**Task objective**
For this exercise, repeat all of the material verbatim apart from its images.

------ Data in this exercise

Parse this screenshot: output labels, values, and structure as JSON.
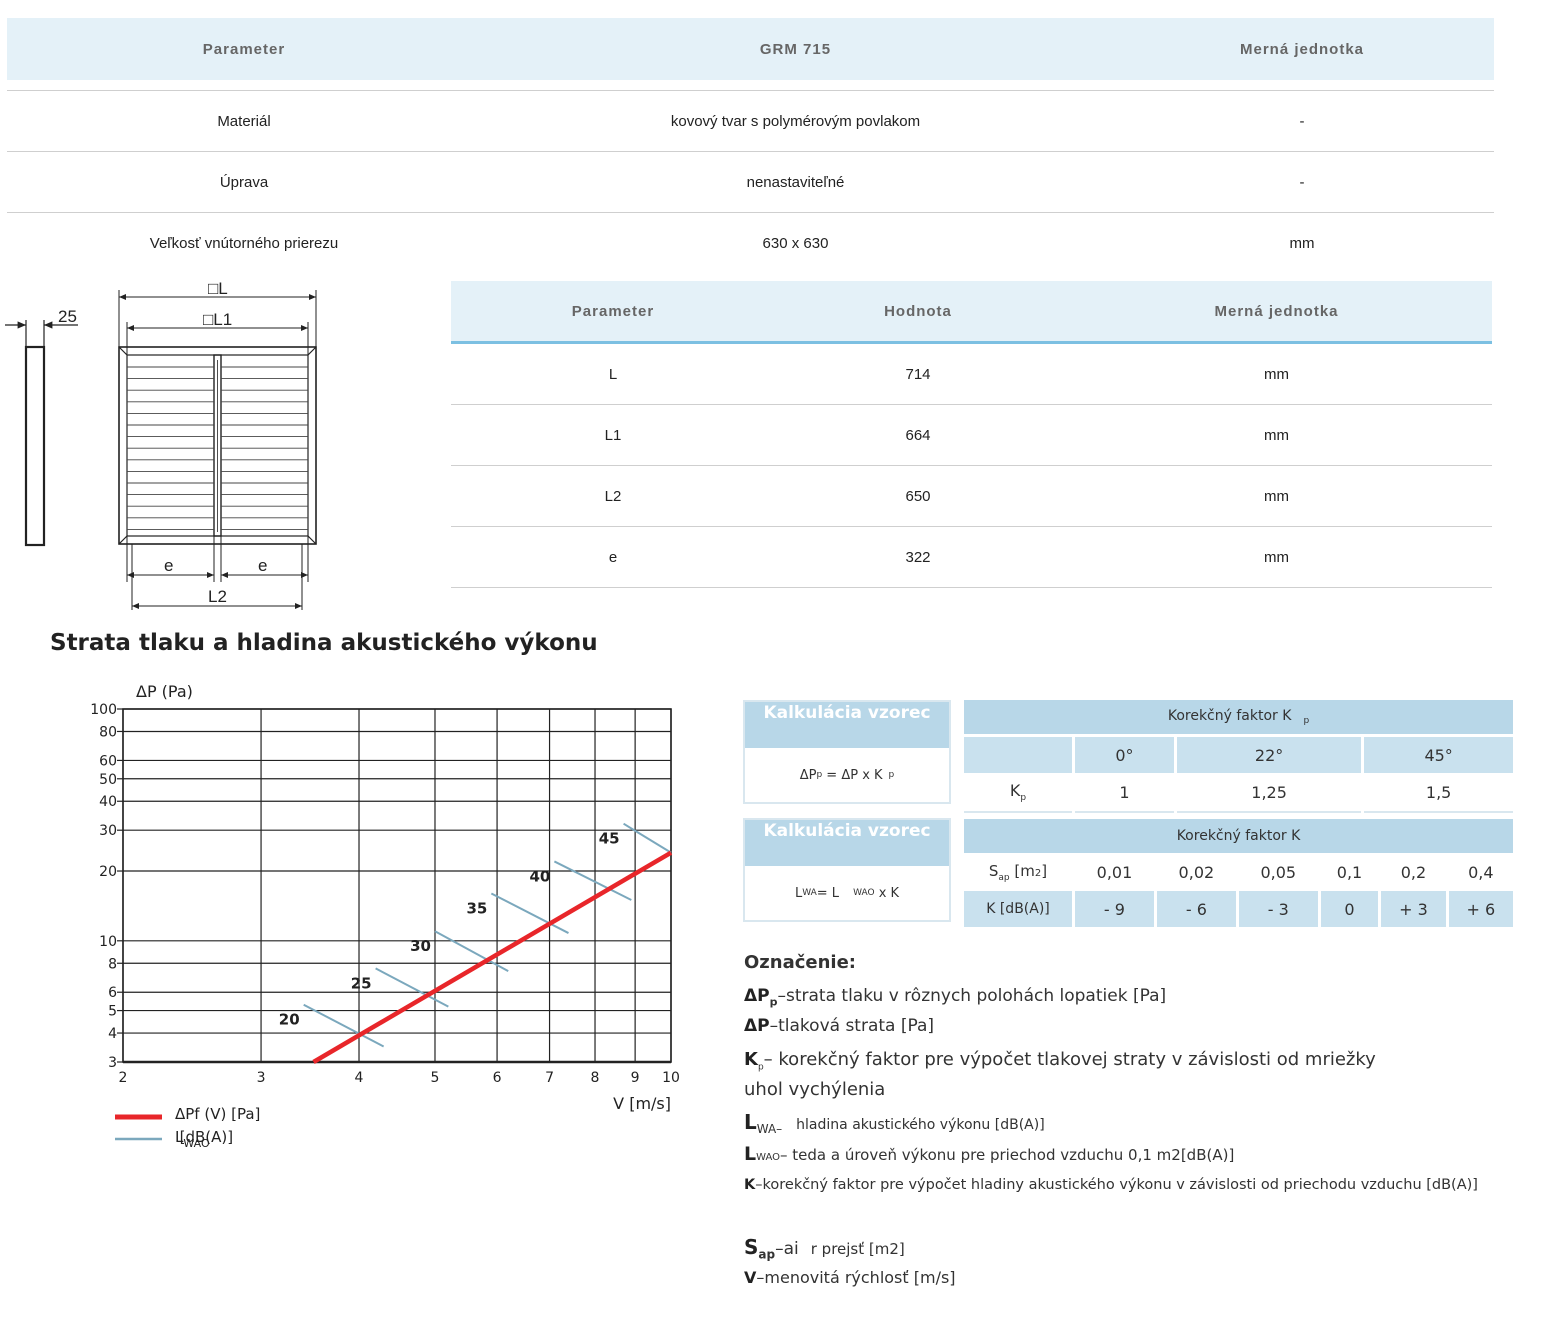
{
  "table1": {
    "headers": [
      "Parameter",
      "GRM 715",
      "Merná jednotka"
    ],
    "rows": [
      [
        "Materiál",
        "kovový tvar s polymérovým povlakom",
        "-"
      ],
      [
        "Úprava",
        "nenastaviteľné",
        "-"
      ],
      [
        "Veľkosť vnútorného prierezu",
        "630 x 630",
        "mm"
      ]
    ]
  },
  "drawing": {
    "labels": {
      "thickness": "25",
      "L": "□L",
      "L1": "□L1",
      "e1": "e",
      "e2": "e",
      "L2": "L2"
    }
  },
  "table2": {
    "headers": [
      "Parameter",
      "Hodnota",
      "Merná jednotka"
    ],
    "rows": [
      [
        "L",
        "714",
        "mm"
      ],
      [
        "L1",
        "664",
        "mm"
      ],
      [
        "L2",
        "650",
        "mm"
      ],
      [
        "e",
        "322",
        "mm"
      ]
    ]
  },
  "section_title": "Strata tlaku a hladina akustického výkonu",
  "chart_data": {
    "type": "line",
    "ylabel": "ΔP (Pa)",
    "xlabel": "V [m/s]",
    "xscale": "log",
    "yscale": "log",
    "xlim": [
      2,
      10
    ],
    "ylim": [
      3,
      100
    ],
    "x_ticks": [
      "2",
      "3",
      "4",
      "5",
      "6",
      "7",
      "8",
      "9",
      "10"
    ],
    "y_ticks": [
      "3",
      "4",
      "5",
      "6",
      "8",
      "10",
      "20",
      "30",
      "40",
      "50",
      "60",
      "80",
      "100"
    ],
    "grid": true,
    "series": [
      {
        "name": "ΔPf (V) [Pa]",
        "color": "#e8262a",
        "x": [
          3.5,
          10
        ],
        "y": [
          3,
          24
        ]
      }
    ],
    "lwa_lines": [
      {
        "label": "20",
        "from": [
          3.4,
          5.3
        ],
        "to": [
          4.3,
          3.5
        ]
      },
      {
        "label": "25",
        "from": [
          4.2,
          7.6
        ],
        "to": [
          5.2,
          5.2
        ]
      },
      {
        "label": "30",
        "from": [
          5.0,
          11
        ],
        "to": [
          6.2,
          7.4
        ]
      },
      {
        "label": "35",
        "from": [
          5.9,
          16
        ],
        "to": [
          7.4,
          10.8
        ]
      },
      {
        "label": "40",
        "from": [
          7.1,
          22
        ],
        "to": [
          8.9,
          15
        ]
      },
      {
        "label": "45",
        "from": [
          8.7,
          32
        ],
        "to": [
          10,
          24
        ]
      }
    ],
    "lwa_color": "#7ba8bd",
    "legend": [
      {
        "label": "ΔPf (V) [Pa]",
        "color": "#e8262a"
      },
      {
        "label": "L",
        "sub": "WAO",
        "suffix": "[dB(A)]",
        "color": "#7ba8bd"
      }
    ]
  },
  "calc1": {
    "title": "Kalkulácia vzorec",
    "formula": "ΔP p = ΔP x K p"
  },
  "calc2": {
    "title": "Kalkulácia vzorec",
    "formula": "L WA = L WAO x K"
  },
  "kp_table": {
    "title": "Korekčný faktor K p",
    "angles": [
      "0°",
      "22°",
      "45°"
    ],
    "row_label": "K p",
    "values": [
      "1",
      "1,25",
      "1,5"
    ]
  },
  "k_table": {
    "title": "Korekčný faktor K",
    "s_label": "S ap [m2]",
    "s_values": [
      "0,01",
      "0,02",
      "0,05",
      "0,1",
      "0,2",
      "0,4"
    ],
    "k_label": "K [dB(A)]",
    "k_values": [
      "- 9",
      "- 6",
      "- 3",
      "0",
      "+ 3",
      "+ 6"
    ]
  },
  "legend_text": {
    "heading": "Označenie:",
    "l1_sym": "ΔP",
    "l1_sub": "p",
    "l1_text": "–strata tlaku v rôznych polohách lopatiek [Pa]",
    "l2_sym": "ΔP",
    "l2_text": "–tlaková strata [Pa]",
    "l3_sym": "K",
    "l3_sub": "p",
    "l3_text": "– korekčný faktor pre výpočet tlakovej straty v závislosti od mriežky",
    "l3b_text": "uhol vychýlenia",
    "l4_sym": "L",
    "l4_sub": "WA–",
    "l4_text": "hladina akustického výkonu [dB(A)]",
    "l5_sym": "L",
    "l5_sub": "WAO",
    "l5_text": "– teda a úroveň výkonu pre priechod vzduchu 0,1 m2[dB(A)]",
    "l6_sym": "K",
    "l6_text": "–korekčný faktor pre výpočet hladiny akustického výkonu v závislosti od priechodu vzduchu [dB(A)]",
    "l7_sym": "S",
    "l7_sub": "ap",
    "l7_mid": "–ai",
    "l7_text": "r prejsť [m2]",
    "l8_sym": "V",
    "l8_text": "–menovitá rýchlosť [m/s]"
  }
}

------------

**The answer**
Parse this screenshot: output labels, values, and structure as JSON.
{
  "table1": {
    "headers": [
      "Parameter",
      "GRM 715",
      "Merná jednotka"
    ],
    "rows": [
      [
        "Materiál",
        "kovový tvar s polymérovým povlakom",
        "-"
      ],
      [
        "Úprava",
        "nenastaviteľné",
        "-"
      ],
      [
        "Veľkosť vnútorného prierezu",
        "630 x 630",
        "mm"
      ]
    ]
  },
  "drawing": {
    "labels": {
      "thickness": "25",
      "L": "□L",
      "L1": "□L1",
      "e1": "e",
      "e2": "e",
      "L2": "L2"
    }
  },
  "table2": {
    "headers": [
      "Parameter",
      "Hodnota",
      "Merná jednotka"
    ],
    "rows": [
      [
        "L",
        "714",
        "mm"
      ],
      [
        "L1",
        "664",
        "mm"
      ],
      [
        "L2",
        "650",
        "mm"
      ],
      [
        "e",
        "322",
        "mm"
      ]
    ]
  },
  "section_title": "Strata tlaku a hladina akustického výkonu",
  "chart_data": {
    "type": "line",
    "ylabel": "ΔP (Pa)",
    "xlabel": "V [m/s]",
    "xscale": "log",
    "yscale": "log",
    "xlim": [
      2,
      10
    ],
    "ylim": [
      3,
      100
    ],
    "x_ticks": [
      "2",
      "3",
      "4",
      "5",
      "6",
      "7",
      "8",
      "9",
      "10"
    ],
    "y_ticks": [
      "3",
      "4",
      "5",
      "6",
      "8",
      "10",
      "20",
      "30",
      "40",
      "50",
      "60",
      "80",
      "100"
    ],
    "grid": true,
    "series": [
      {
        "name": "ΔPf (V) [Pa]",
        "color": "#e8262a",
        "x": [
          3.5,
          10
        ],
        "y": [
          3,
          24
        ]
      }
    ],
    "lwa_lines": [
      {
        "label": "20",
        "from": [
          3.4,
          5.3
        ],
        "to": [
          4.3,
          3.5
        ]
      },
      {
        "label": "25",
        "from": [
          4.2,
          7.6
        ],
        "to": [
          5.2,
          5.2
        ]
      },
      {
        "label": "30",
        "from": [
          5.0,
          11
        ],
        "to": [
          6.2,
          7.4
        ]
      },
      {
        "label": "35",
        "from": [
          5.9,
          16
        ],
        "to": [
          7.4,
          10.8
        ]
      },
      {
        "label": "40",
        "from": [
          7.1,
          22
        ],
        "to": [
          8.9,
          15
        ]
      },
      {
        "label": "45",
        "from": [
          8.7,
          32
        ],
        "to": [
          10,
          24
        ]
      }
    ],
    "lwa_color": "#7ba8bd",
    "legend": [
      {
        "label": "ΔPf (V) [Pa]",
        "color": "#e8262a"
      },
      {
        "label": "L",
        "sub": "WAO",
        "suffix": "[dB(A)]",
        "color": "#7ba8bd"
      }
    ]
  },
  "calc1": {
    "title": "Kalkulácia vzorec",
    "formula": "ΔP p = ΔP x K p"
  },
  "calc2": {
    "title": "Kalkulácia vzorec",
    "formula": "L WA = L WAO x K"
  },
  "kp_table": {
    "title": "Korekčný faktor K p",
    "angles": [
      "0°",
      "22°",
      "45°"
    ],
    "row_label": "K p",
    "values": [
      "1",
      "1,25",
      "1,5"
    ]
  },
  "k_table": {
    "title": "Korekčný faktor K",
    "s_label": "S ap [m2]",
    "s_values": [
      "0,01",
      "0,02",
      "0,05",
      "0,1",
      "0,2",
      "0,4"
    ],
    "k_label": "K [dB(A)]",
    "k_values": [
      "- 9",
      "- 6",
      "- 3",
      "0",
      "+ 3",
      "+ 6"
    ]
  },
  "legend_text": {
    "heading": "Označenie:",
    "l1_sym": "ΔP",
    "l1_sub": "p",
    "l1_text": "–strata tlaku v rôznych polohách lopatiek [Pa]",
    "l2_sym": "ΔP",
    "l2_text": "–tlaková strata [Pa]",
    "l3_sym": "K",
    "l3_sub": "p",
    "l3_text": "– korekčný faktor pre výpočet tlakovej straty v závislosti od mriežky",
    "l3b_text": "uhol vychýlenia",
    "l4_sym": "L",
    "l4_sub": "WA–",
    "l4_text": "hladina akustického výkonu [dB(A)]",
    "l5_sym": "L",
    "l5_sub": "WAO",
    "l5_text": "– teda a úroveň výkonu pre priechod vzduchu 0,1 m2[dB(A)]",
    "l6_sym": "K",
    "l6_text": "–korekčný faktor pre výpočet hladiny akustického výkonu v závislosti od priechodu vzduchu [dB(A)]",
    "l7_sym": "S",
    "l7_sub": "ap",
    "l7_mid": "–ai",
    "l7_text": "r prejsť [m2]",
    "l8_sym": "V",
    "l8_text": "–menovitá rýchlosť [m/s]"
  }
}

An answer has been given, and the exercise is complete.